**REQUIRED WORK**
Pull out every line in the data that has the string "Pendidikan" in it.

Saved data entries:
══════════

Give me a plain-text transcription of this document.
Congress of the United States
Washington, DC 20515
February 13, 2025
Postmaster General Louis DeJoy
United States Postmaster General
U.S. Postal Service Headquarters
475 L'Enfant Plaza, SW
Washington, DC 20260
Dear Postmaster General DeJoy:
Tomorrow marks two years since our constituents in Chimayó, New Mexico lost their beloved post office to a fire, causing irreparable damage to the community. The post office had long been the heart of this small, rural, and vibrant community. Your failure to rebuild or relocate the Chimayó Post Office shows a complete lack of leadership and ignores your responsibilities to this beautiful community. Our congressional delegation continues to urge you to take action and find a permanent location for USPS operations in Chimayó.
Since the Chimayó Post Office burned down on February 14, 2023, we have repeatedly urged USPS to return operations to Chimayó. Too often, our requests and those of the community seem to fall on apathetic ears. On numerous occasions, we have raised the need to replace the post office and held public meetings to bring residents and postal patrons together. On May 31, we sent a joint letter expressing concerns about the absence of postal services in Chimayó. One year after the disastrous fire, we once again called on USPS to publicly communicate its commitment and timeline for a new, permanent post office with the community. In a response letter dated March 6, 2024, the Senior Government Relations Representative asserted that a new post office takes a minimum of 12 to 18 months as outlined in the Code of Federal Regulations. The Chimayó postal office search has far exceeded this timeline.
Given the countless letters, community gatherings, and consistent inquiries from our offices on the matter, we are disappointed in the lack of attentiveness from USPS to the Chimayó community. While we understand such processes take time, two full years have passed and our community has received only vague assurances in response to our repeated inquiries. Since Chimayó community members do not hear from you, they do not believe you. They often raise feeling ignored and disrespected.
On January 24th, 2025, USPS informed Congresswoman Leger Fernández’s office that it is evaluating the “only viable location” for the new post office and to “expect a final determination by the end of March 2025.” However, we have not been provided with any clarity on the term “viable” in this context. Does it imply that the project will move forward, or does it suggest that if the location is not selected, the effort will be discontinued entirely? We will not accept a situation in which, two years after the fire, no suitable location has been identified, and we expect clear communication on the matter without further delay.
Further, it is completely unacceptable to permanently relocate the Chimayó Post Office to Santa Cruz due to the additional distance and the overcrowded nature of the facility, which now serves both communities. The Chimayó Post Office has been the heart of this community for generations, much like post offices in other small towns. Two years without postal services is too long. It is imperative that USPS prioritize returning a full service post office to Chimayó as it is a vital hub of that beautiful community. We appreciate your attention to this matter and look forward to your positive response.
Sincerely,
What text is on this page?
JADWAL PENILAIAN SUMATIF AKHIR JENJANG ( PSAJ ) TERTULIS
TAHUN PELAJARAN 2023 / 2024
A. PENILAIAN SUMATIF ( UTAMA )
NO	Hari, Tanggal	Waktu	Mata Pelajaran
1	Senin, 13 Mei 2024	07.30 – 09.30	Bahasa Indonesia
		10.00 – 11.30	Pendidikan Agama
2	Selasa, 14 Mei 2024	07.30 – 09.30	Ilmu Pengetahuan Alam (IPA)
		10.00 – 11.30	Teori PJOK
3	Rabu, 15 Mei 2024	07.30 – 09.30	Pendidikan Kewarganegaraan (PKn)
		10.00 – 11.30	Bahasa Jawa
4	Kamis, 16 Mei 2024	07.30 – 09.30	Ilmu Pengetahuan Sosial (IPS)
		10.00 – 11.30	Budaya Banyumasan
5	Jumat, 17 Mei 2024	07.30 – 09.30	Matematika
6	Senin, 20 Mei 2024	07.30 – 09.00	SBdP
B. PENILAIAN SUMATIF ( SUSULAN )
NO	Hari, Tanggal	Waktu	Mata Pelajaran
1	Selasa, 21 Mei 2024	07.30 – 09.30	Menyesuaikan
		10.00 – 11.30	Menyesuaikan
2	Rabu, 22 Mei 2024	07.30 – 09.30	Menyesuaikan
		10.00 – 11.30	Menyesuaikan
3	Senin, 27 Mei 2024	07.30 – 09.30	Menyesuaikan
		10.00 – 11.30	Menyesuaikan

══════════

**COMPLETE RESPONSE**
		10.00 – 11.30	Pendidikan Agama
3	Rabu, 15 Mei 2024	07.30 – 09.30	Pendidikan Kewarganegaraan (PKn)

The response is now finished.